● GIVEN INSTRUCTION:
Pull out each line of the listing that contains the string "toolbar".

● DATA FOR THIS TASK:
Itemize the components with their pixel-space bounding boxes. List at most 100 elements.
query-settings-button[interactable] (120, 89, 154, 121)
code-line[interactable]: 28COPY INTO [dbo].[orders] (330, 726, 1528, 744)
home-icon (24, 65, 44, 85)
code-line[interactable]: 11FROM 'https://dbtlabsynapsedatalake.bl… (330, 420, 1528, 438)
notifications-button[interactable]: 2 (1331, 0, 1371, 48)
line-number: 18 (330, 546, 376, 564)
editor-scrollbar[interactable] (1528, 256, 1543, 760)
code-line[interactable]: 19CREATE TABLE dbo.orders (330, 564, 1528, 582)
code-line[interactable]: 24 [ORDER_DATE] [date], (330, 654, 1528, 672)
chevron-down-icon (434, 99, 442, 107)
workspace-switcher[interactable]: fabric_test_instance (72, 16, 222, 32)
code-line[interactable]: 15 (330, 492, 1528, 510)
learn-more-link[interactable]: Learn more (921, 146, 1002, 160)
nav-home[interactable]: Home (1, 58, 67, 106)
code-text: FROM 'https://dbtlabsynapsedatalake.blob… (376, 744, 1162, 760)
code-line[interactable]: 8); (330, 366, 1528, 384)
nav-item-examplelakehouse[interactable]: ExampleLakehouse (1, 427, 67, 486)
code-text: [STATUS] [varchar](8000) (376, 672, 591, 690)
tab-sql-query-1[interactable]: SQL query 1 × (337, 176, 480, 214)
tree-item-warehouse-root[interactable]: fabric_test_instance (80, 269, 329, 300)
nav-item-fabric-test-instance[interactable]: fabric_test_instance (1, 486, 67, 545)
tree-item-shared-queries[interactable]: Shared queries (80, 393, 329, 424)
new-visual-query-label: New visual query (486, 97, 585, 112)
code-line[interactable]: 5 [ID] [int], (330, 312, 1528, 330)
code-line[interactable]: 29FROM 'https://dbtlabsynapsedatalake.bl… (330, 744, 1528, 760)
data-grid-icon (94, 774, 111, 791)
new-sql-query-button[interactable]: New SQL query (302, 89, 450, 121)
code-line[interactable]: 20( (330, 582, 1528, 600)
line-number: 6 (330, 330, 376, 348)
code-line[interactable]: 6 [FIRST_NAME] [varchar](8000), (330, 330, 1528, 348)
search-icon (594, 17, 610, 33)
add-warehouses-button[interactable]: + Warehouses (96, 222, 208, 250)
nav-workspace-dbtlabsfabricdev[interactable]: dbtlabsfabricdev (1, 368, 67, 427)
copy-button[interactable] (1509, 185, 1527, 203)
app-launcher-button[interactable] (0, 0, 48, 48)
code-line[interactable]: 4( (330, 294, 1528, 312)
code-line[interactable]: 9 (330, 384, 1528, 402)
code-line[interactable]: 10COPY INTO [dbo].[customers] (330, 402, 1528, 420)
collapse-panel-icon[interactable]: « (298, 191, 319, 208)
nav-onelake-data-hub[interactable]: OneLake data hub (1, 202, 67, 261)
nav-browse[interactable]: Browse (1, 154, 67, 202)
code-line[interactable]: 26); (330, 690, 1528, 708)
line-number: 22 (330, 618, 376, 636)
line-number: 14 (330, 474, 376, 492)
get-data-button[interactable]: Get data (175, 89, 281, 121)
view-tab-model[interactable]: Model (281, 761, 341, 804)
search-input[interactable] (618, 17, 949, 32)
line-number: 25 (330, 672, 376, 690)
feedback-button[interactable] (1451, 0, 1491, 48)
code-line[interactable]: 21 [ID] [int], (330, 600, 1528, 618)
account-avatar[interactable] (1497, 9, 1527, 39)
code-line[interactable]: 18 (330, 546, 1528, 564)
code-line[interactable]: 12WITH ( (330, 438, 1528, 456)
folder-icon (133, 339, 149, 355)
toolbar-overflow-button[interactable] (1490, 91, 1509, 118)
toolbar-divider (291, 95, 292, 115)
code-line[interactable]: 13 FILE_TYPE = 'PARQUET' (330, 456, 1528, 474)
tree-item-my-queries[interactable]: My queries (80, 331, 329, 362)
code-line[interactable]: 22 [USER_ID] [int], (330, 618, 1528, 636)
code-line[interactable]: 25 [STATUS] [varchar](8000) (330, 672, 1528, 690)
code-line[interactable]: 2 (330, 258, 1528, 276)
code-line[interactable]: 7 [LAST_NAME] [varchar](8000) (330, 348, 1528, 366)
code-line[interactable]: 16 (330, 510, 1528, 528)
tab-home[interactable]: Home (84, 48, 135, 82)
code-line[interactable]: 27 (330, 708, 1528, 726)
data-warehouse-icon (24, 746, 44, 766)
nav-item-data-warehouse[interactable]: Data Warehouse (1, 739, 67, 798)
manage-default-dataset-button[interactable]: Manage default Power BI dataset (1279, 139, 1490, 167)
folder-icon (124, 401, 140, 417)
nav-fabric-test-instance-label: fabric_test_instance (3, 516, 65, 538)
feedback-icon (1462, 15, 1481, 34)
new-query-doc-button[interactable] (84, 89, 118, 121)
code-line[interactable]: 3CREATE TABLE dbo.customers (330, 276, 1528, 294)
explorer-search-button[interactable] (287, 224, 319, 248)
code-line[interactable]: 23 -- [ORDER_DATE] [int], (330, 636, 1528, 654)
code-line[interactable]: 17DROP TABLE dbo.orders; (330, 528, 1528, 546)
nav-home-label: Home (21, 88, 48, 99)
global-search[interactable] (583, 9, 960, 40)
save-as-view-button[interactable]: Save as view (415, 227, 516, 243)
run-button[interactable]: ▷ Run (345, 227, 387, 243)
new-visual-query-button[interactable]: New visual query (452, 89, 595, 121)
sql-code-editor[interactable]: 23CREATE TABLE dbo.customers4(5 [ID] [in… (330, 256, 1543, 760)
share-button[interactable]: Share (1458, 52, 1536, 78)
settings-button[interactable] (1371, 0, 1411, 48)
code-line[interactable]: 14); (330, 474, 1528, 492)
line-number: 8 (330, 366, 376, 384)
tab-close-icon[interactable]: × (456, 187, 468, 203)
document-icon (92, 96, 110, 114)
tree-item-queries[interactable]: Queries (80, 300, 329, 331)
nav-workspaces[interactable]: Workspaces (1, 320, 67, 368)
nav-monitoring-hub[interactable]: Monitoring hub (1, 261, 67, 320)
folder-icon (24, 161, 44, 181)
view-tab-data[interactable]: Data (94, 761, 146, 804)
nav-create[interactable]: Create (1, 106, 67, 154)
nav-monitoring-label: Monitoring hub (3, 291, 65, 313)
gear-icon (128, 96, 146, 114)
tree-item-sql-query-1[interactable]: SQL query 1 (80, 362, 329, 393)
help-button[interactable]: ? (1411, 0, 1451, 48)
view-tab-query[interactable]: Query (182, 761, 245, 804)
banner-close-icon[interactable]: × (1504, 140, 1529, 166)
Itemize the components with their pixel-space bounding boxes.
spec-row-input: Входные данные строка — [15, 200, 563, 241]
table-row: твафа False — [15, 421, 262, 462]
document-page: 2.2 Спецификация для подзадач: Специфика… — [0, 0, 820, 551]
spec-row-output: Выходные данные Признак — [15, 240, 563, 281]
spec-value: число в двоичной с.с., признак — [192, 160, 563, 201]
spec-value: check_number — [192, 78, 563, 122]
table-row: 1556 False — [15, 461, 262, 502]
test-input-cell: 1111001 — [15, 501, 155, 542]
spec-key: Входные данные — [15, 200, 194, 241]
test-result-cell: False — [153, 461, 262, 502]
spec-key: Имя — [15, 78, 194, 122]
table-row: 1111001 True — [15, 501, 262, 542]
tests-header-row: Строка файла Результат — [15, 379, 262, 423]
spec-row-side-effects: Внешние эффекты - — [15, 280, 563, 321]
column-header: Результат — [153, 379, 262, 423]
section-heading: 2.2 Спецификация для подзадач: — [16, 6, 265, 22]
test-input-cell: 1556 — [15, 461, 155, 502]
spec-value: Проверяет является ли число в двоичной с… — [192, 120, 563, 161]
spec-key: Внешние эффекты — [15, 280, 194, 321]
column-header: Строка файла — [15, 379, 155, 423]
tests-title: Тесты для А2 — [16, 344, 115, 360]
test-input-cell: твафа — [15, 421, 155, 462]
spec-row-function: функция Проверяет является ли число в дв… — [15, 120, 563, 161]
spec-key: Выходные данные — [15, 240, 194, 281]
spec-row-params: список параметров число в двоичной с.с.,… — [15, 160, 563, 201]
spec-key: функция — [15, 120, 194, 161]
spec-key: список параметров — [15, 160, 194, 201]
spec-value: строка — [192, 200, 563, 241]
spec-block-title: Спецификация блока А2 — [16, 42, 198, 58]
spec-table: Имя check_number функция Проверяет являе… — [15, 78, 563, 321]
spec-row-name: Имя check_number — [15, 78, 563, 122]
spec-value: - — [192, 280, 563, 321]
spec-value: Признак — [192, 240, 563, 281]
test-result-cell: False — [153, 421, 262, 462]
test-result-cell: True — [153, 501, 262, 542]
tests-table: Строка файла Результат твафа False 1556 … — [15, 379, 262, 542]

● EXERCISE SOLUTION:
toolbar-overflow-button[interactable] (1490, 91, 1509, 118)
toolbar-divider (291, 95, 292, 115)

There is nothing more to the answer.